Go through the records underneath and count the lines that include the string "page". Give nothing but the number.

SUPPLIED MATERIAL ▸

*-*-*

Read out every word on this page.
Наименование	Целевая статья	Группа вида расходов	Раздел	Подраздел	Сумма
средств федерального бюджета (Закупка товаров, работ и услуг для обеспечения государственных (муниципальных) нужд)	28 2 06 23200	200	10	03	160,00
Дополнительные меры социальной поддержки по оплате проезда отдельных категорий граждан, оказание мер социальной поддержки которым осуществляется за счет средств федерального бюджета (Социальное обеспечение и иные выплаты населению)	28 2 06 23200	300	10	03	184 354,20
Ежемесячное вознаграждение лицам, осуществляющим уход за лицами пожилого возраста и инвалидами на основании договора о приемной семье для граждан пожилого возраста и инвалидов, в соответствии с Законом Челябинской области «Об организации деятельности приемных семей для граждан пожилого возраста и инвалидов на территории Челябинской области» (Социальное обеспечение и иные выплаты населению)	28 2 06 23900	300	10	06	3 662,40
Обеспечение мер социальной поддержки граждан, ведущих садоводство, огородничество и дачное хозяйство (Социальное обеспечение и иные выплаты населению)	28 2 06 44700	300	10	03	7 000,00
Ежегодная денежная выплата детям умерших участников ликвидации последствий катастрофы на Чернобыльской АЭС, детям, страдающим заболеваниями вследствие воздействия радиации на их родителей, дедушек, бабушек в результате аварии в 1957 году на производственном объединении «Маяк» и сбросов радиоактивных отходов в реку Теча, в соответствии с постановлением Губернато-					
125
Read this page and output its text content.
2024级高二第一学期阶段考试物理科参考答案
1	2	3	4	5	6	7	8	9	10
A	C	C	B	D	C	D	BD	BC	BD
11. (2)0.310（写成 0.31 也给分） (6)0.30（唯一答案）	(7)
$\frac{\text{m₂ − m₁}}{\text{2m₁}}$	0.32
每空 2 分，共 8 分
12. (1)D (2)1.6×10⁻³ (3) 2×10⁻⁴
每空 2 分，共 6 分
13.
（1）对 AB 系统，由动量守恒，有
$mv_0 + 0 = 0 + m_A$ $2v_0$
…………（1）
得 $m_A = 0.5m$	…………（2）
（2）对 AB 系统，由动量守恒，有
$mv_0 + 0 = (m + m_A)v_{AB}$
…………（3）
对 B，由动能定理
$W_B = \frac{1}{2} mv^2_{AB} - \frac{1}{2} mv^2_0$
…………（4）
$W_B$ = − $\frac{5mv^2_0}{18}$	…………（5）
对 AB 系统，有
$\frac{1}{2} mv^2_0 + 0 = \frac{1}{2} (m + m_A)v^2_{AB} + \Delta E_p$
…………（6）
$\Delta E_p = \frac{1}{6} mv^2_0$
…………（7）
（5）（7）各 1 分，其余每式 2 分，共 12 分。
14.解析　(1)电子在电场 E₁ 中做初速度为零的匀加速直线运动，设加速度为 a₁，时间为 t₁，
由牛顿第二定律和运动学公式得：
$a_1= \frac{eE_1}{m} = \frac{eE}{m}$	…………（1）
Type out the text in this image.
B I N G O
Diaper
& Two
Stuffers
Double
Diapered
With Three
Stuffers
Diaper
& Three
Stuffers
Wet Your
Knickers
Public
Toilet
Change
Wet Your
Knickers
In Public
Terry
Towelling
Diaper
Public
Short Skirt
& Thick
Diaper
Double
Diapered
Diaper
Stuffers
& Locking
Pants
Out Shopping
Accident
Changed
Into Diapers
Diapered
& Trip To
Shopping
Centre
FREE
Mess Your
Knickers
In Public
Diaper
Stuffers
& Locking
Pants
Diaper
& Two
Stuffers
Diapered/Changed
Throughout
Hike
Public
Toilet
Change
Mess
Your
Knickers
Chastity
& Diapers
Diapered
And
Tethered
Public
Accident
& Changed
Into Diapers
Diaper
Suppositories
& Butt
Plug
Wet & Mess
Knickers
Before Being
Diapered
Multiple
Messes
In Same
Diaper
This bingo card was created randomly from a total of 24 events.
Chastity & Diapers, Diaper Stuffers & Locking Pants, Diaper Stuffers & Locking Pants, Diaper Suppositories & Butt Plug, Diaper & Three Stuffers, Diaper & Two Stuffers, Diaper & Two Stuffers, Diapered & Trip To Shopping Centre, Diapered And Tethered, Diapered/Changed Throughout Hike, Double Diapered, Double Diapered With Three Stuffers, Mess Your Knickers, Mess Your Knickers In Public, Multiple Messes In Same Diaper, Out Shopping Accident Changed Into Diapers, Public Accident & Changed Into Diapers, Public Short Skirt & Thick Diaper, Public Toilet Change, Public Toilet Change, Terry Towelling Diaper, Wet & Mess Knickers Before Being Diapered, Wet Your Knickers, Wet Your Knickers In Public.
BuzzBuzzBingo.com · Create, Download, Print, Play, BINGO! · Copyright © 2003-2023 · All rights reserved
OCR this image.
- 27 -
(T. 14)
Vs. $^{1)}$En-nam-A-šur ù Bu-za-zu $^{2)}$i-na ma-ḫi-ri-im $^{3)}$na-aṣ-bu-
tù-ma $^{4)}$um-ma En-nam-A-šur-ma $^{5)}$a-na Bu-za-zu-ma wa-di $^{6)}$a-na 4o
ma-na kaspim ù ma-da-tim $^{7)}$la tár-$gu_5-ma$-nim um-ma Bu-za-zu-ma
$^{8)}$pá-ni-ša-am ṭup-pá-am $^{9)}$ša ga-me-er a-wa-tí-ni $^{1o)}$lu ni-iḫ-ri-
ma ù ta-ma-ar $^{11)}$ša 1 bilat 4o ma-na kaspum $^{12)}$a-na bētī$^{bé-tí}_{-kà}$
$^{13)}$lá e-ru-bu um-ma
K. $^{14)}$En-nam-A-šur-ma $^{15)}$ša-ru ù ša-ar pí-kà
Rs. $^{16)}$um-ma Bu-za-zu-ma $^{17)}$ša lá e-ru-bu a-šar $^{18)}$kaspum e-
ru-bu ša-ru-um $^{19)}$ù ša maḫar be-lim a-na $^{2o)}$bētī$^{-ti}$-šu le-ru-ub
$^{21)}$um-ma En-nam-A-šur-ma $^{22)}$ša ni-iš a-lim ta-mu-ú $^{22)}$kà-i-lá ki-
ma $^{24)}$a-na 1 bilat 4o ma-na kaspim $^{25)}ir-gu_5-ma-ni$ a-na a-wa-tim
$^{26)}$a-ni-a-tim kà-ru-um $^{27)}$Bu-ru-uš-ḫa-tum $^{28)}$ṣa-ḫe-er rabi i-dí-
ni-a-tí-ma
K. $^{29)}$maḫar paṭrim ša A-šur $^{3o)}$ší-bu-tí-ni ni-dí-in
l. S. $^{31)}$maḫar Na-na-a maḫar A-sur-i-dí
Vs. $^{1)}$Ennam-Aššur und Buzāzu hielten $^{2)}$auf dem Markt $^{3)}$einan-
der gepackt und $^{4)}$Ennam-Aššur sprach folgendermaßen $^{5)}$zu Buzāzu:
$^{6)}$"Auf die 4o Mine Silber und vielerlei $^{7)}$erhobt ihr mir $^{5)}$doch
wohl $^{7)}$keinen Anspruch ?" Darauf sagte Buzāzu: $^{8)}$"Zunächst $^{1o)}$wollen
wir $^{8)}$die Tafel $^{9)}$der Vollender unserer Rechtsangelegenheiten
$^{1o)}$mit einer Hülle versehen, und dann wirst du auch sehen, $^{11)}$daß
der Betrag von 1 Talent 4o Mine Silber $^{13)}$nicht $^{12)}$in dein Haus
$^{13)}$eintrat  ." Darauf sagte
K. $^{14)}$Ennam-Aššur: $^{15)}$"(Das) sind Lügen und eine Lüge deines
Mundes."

*-*-*

PROBLEM SOLUTION ▸
2